** Written instruction **
Find each line with the word "just" and copy it.

** Extracted records **
..........
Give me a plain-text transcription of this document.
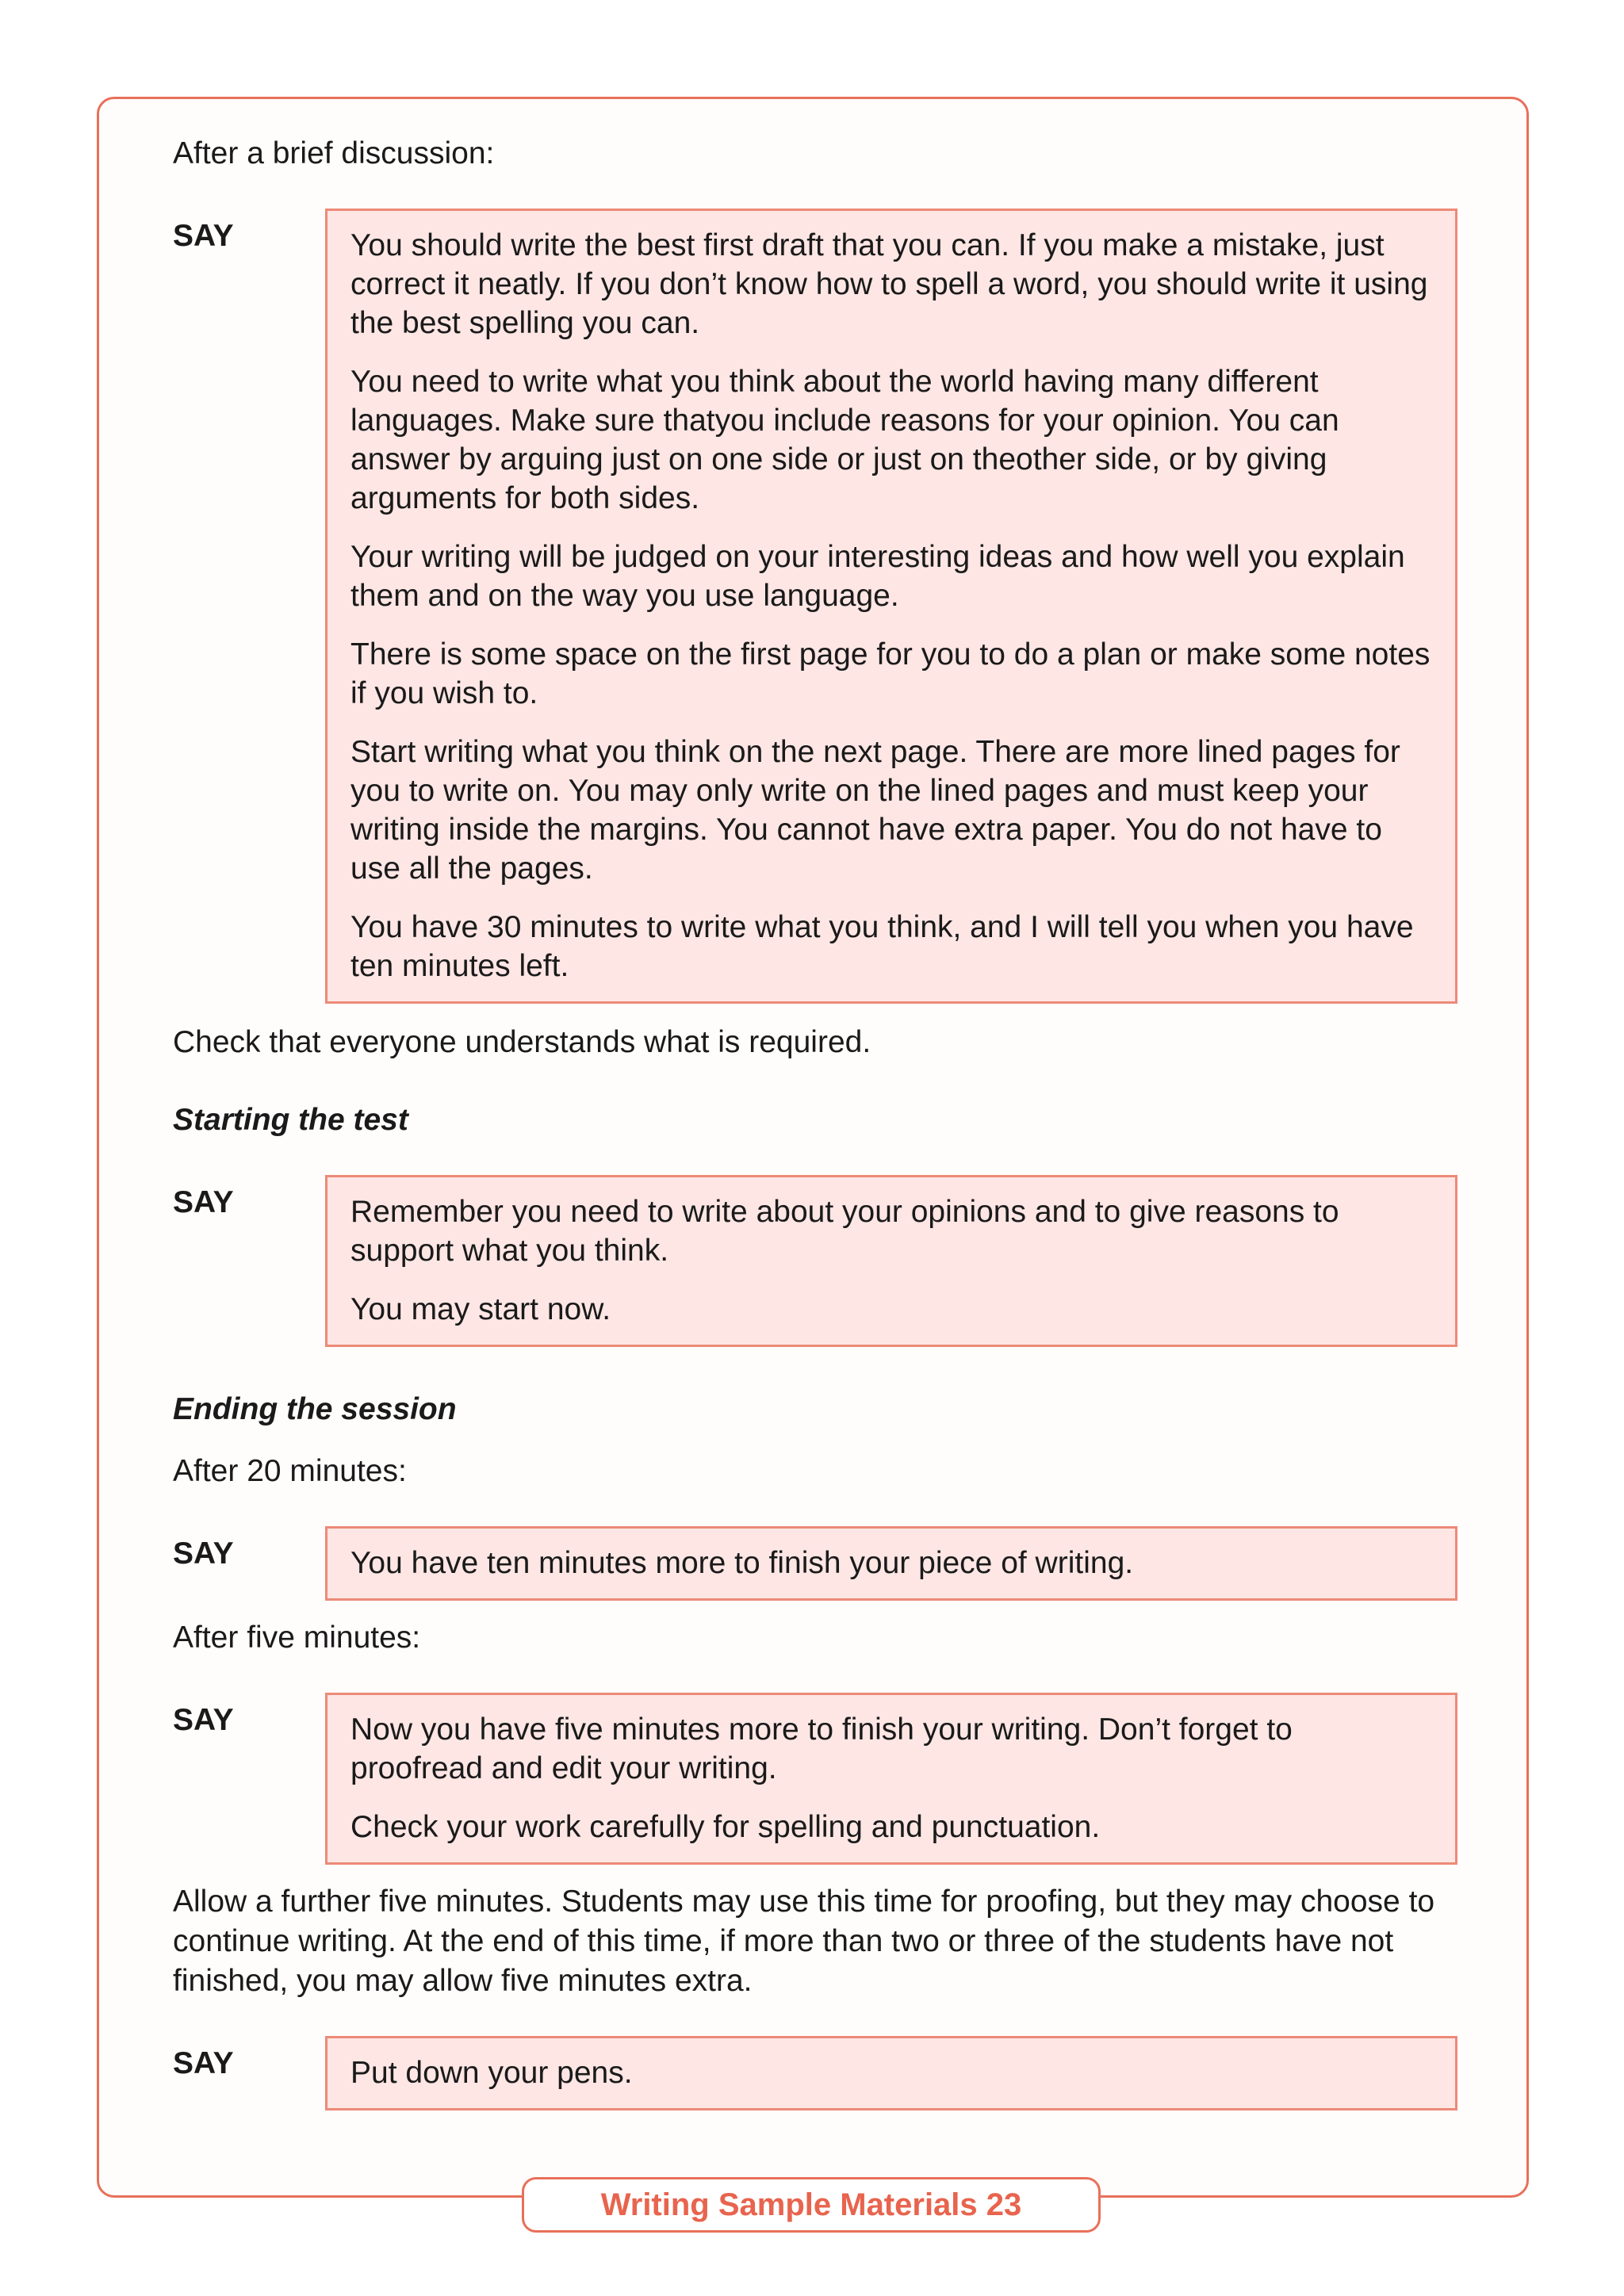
After a brief discussion:

SAY	You should write the best first draft that you can. If you make a mistake, just correct it neatly. If you don’t know how to spell a word, you should write it using the best spelling you can.

You need to write what you think about the world having many different languages. Make sure thatyou include reasons for your opinion. You can answer by arguing just on one side or just on theother side, or by giving arguments for both sides.

Your writing will be judged on your interesting ideas and how well you explain them and on the way you use language.

There is some space on the first page for you to do a plan or make some notes if you wish to.

Start writing what you think on the next page. There are more lined pages for you to write on. You may only write on the lined pages and must keep your writing inside the margins. You cannot have extra paper. You do not have to use all the pages.

You have 30 minutes to write what you think, and I will tell you when you have ten minutes left.

Check that everyone understands what is required.

Starting the test

SAY	Remember you need to write about your opinions and to give reasons to support what you think.

You may start now.

Ending the session

After 20 minutes:

SAY	You have ten minutes more to finish your piece of writing.

After five minutes:

SAY	Now you have five minutes more to finish your writing. Don’t forget to proofread and edit your writing.

Check your work carefully for spelling and punctuation.

Allow a further five minutes. Students may use this time for proofing, but they may choose to continue writing. At the end of this time, if more than two or three of the students have not finished, you may allow five minutes extra.

SAY	Put down your pens.

Writing Sample Materials 23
..........
** Exercise response **
SAY	You should write the best first draft that you can. If you make a mistake, just correct it neatly. If you don’t know how to spell a word, you should write it using the best spelling you can.
You need to write what you think about the world having many different languages. Make sure thatyou include reasons for your opinion. You can answer by arguing just on one side or just on theother side, or by giving arguments for both sides.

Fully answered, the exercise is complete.